### STATED PROBLEM
Scan the material for the word "values", and copy each line where it shows up.

### RAW RECORDS
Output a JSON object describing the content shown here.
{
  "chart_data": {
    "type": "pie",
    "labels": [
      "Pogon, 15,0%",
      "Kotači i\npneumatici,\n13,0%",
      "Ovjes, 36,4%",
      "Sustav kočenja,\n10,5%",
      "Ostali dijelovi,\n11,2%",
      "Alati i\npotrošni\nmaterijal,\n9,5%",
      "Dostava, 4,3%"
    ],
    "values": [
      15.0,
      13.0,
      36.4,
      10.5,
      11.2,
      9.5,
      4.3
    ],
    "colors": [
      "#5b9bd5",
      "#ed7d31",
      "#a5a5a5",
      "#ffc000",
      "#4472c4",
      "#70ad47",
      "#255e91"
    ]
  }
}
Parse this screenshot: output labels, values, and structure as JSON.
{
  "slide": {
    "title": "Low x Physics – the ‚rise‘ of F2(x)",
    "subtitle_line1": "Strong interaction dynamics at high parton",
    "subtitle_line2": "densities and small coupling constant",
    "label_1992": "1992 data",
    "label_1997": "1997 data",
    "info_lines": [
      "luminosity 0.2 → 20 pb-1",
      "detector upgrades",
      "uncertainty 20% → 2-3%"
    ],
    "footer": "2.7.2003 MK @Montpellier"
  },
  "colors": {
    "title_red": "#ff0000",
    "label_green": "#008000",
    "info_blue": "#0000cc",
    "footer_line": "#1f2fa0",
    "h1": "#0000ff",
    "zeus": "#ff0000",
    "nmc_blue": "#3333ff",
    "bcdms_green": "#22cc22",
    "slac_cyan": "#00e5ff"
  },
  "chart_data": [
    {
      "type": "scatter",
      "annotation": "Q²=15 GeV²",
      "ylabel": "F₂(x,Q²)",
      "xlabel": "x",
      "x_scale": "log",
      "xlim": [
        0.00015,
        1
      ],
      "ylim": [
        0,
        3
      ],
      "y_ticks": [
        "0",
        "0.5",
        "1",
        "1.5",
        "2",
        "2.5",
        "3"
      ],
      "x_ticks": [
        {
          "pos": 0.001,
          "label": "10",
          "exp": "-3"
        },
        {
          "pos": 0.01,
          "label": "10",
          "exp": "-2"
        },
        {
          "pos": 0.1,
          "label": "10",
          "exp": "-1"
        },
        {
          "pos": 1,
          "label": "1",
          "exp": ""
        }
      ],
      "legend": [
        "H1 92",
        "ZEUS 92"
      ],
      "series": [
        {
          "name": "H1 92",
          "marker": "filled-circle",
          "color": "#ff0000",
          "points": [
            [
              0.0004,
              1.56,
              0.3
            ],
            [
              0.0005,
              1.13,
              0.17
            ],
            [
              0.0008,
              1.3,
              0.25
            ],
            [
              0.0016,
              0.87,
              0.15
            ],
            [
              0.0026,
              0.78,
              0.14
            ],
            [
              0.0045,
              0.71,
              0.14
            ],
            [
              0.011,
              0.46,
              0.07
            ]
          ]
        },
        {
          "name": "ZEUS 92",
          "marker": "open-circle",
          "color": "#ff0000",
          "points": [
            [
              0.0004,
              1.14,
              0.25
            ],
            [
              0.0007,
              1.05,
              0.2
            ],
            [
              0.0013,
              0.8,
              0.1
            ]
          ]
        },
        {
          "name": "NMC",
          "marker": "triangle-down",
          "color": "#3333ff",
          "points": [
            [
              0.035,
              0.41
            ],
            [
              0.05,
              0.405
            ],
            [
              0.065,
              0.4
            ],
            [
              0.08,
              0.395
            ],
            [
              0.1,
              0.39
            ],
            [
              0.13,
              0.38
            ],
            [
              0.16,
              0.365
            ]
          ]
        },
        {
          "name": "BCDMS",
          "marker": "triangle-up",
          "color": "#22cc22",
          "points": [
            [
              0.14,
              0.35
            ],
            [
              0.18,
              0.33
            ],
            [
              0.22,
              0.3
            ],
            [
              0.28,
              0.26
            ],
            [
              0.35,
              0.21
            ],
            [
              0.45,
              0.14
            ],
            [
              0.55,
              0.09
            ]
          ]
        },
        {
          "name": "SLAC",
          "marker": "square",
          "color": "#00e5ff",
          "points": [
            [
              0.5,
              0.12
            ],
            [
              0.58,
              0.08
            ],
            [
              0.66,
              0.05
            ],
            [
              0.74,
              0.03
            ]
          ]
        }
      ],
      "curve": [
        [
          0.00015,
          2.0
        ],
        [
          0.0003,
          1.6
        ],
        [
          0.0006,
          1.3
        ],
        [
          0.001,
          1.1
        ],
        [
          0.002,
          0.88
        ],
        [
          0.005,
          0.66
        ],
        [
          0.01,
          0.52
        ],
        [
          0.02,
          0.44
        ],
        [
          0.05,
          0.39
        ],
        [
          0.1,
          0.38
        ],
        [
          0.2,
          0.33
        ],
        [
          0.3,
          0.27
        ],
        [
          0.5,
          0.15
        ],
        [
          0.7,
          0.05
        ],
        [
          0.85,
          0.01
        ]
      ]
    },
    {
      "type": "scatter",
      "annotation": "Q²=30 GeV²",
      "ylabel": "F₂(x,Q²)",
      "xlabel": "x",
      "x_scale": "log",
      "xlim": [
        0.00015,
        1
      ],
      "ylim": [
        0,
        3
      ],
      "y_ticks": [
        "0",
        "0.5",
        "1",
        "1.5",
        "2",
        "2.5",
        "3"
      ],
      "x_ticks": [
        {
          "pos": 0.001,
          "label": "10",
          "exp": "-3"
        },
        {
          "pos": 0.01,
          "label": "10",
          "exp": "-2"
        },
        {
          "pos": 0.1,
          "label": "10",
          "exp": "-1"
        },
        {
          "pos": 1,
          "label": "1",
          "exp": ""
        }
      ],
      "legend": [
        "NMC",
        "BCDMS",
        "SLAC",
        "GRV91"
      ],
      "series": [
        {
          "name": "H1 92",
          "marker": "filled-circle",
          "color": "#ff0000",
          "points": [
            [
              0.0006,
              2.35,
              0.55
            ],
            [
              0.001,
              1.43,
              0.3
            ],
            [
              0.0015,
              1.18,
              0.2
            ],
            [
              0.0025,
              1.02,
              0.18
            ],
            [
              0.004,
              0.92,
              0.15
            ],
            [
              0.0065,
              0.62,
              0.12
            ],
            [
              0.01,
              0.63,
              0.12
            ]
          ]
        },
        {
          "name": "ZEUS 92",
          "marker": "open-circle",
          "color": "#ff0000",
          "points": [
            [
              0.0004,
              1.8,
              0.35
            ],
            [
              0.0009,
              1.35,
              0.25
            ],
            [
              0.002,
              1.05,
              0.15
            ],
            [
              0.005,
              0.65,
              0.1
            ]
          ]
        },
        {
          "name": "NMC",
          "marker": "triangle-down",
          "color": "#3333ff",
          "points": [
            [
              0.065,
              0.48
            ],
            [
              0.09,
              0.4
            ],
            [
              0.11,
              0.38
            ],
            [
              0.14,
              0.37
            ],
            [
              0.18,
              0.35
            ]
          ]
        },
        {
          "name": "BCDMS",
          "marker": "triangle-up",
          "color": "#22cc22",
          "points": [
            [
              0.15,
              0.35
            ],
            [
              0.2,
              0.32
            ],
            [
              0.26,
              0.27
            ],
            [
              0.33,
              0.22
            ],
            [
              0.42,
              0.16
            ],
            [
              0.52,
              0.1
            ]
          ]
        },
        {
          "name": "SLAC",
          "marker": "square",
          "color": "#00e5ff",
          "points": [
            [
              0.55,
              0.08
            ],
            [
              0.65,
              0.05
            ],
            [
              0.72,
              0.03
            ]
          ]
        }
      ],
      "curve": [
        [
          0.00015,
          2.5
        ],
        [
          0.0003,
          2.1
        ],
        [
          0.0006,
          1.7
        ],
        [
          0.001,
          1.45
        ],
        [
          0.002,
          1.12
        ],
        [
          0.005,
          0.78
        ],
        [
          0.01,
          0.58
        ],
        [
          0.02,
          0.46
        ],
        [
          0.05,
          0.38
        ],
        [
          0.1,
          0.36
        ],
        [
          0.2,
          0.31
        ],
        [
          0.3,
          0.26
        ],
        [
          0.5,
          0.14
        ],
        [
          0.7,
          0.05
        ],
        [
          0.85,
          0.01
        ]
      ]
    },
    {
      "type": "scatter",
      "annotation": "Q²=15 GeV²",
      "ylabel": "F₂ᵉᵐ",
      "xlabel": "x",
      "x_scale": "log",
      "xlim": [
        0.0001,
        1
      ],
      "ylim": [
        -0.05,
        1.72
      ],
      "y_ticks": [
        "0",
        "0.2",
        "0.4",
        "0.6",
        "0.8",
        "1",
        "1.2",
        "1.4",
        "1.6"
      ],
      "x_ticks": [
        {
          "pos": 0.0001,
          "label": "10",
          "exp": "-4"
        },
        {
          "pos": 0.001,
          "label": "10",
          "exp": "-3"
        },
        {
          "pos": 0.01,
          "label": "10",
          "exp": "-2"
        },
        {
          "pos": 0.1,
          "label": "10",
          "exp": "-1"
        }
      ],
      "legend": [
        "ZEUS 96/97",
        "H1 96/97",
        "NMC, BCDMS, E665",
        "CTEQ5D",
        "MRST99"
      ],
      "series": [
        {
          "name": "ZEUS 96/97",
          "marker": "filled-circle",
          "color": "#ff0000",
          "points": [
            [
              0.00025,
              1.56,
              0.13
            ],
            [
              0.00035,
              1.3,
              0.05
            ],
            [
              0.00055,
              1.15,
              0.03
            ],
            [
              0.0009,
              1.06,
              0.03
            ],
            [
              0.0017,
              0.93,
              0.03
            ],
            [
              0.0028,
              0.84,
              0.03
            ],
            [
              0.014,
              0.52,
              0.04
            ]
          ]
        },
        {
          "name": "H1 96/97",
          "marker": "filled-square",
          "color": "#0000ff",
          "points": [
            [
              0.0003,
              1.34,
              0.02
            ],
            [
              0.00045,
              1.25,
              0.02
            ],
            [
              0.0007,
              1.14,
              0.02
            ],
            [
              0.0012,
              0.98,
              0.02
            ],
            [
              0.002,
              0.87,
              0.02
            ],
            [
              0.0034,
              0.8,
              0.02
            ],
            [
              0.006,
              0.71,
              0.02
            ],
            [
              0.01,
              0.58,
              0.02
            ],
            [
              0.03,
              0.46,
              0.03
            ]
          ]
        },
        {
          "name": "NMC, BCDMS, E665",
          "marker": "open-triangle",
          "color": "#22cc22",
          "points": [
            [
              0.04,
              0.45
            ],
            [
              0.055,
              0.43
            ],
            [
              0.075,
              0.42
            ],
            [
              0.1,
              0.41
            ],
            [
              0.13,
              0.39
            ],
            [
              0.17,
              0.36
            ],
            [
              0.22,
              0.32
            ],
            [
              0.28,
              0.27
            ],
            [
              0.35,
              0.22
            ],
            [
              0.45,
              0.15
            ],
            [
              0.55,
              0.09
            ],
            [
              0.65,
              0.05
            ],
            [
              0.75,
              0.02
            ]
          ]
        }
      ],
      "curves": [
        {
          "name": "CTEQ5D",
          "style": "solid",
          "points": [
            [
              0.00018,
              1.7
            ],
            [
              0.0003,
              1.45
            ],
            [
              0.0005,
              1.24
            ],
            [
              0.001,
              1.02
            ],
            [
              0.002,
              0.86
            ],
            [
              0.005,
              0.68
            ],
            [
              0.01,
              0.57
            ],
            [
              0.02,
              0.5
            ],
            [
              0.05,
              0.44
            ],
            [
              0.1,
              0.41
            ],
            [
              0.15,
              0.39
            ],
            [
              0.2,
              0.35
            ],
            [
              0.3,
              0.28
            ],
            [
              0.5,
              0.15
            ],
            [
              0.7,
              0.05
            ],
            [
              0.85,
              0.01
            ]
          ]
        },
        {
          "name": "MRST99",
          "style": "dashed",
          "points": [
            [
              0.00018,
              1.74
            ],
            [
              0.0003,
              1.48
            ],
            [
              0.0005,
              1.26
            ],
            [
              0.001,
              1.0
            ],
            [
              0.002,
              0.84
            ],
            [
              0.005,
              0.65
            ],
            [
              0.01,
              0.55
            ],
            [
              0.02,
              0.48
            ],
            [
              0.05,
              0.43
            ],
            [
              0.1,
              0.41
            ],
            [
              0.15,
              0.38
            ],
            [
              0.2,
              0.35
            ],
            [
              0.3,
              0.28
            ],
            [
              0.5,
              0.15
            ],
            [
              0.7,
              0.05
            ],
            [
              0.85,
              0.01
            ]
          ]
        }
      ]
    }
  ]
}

### COMPLETE OUTPUT
    "values": [
Parse this screenshot: output labels, values, and structure as JSON.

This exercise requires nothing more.